| Given exercise |
Do not carry the pictures over; copy every other part of the entries exactly.
# # # #
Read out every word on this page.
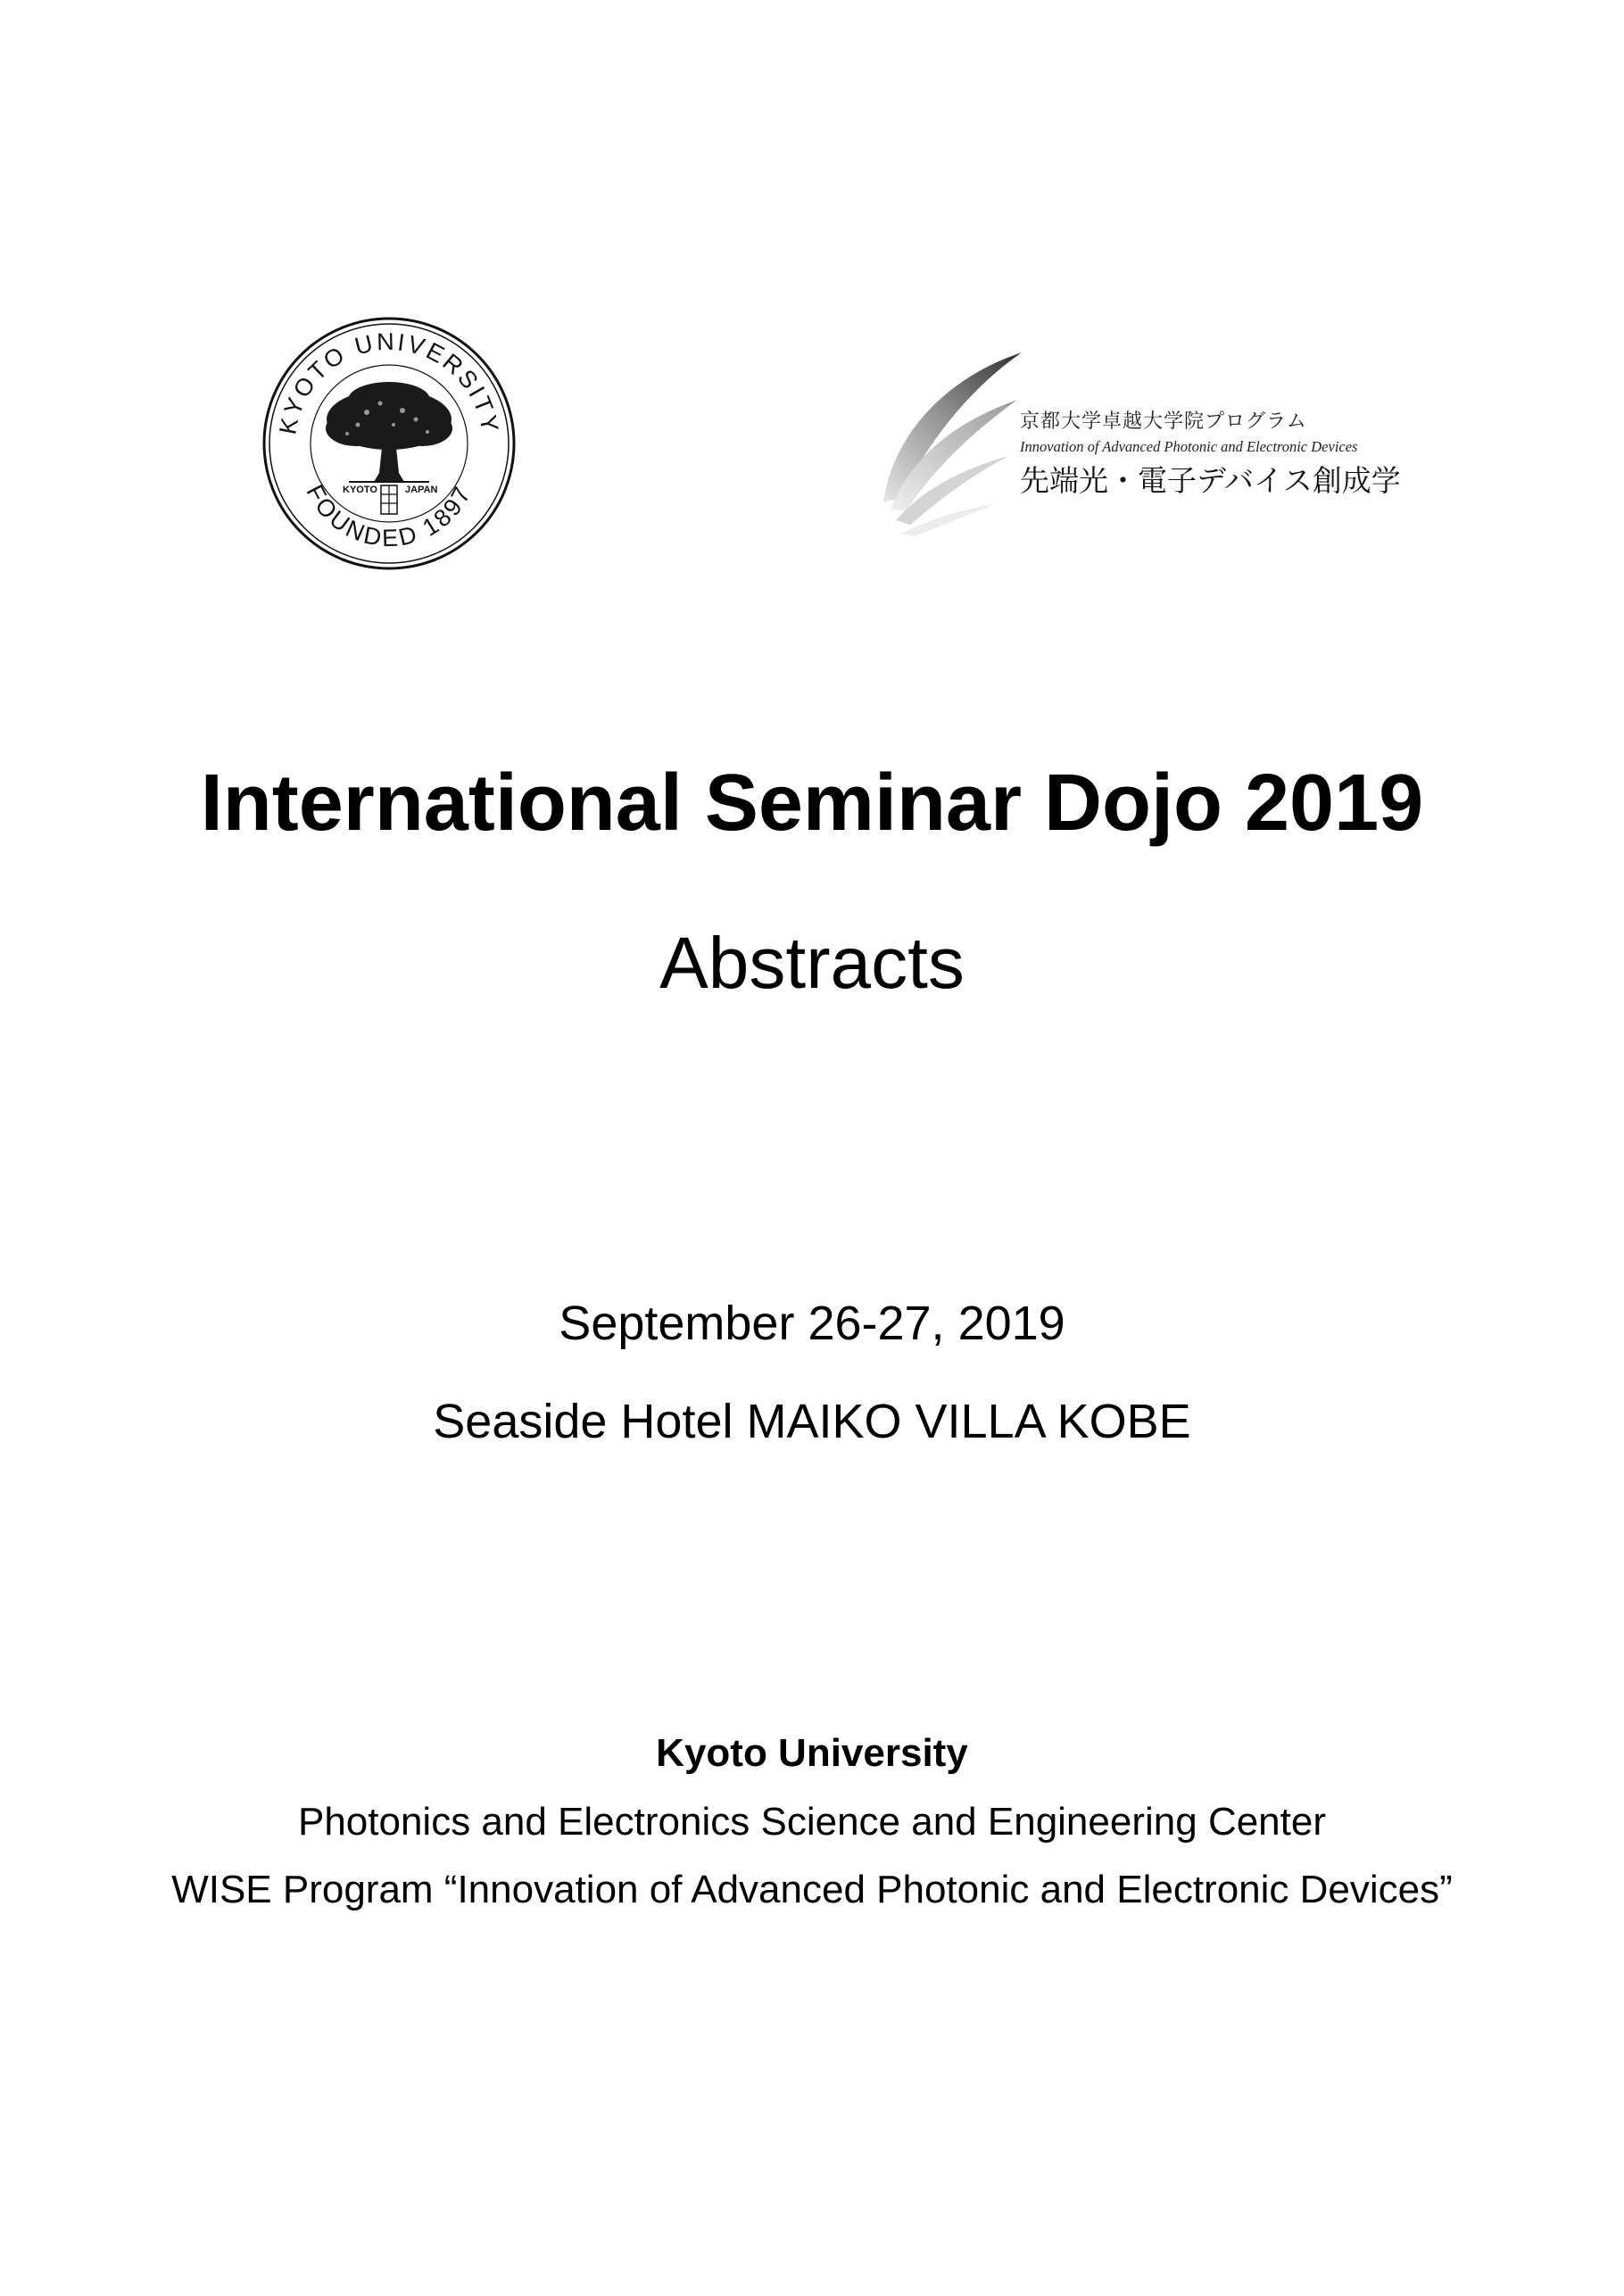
KYOTO UNIVERSITY
FOUNDED 1897
KYOTO	JAPAN
京都大学卓越大学院プログラム
Innovation of Advanced Photonic and Electronic Devices
先端光・電子デバイス創成学
International Seminar Dojo 2019
Abstracts
September 26-27, 2019
Seaside Hotel MAIKO VILLA KOBE
Kyoto University
Photonics and Electronics Science and Engineering Center
WISE Program “Innovation of Advanced Photonic and Electronic Devices”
# # # #
| Solution for this problem |
Read out every word on this page.
KYOTO UNIVERSITY
FOUNDED 1897
KYOTO	JAPAN
京都大学卓越大学院プログラム
Innovation of Advanced Photonic and Electronic Devices
先端光・電子デバイス創成学
International Seminar Dojo 2019
Abstracts
September 26-27, 2019
Seaside Hotel MAIKO VILLA KOBE
Kyoto University
Photonics and Electronics Science and Engineering Center
WISE Program “Innovation of Advanced Photonic and Electronic Devices”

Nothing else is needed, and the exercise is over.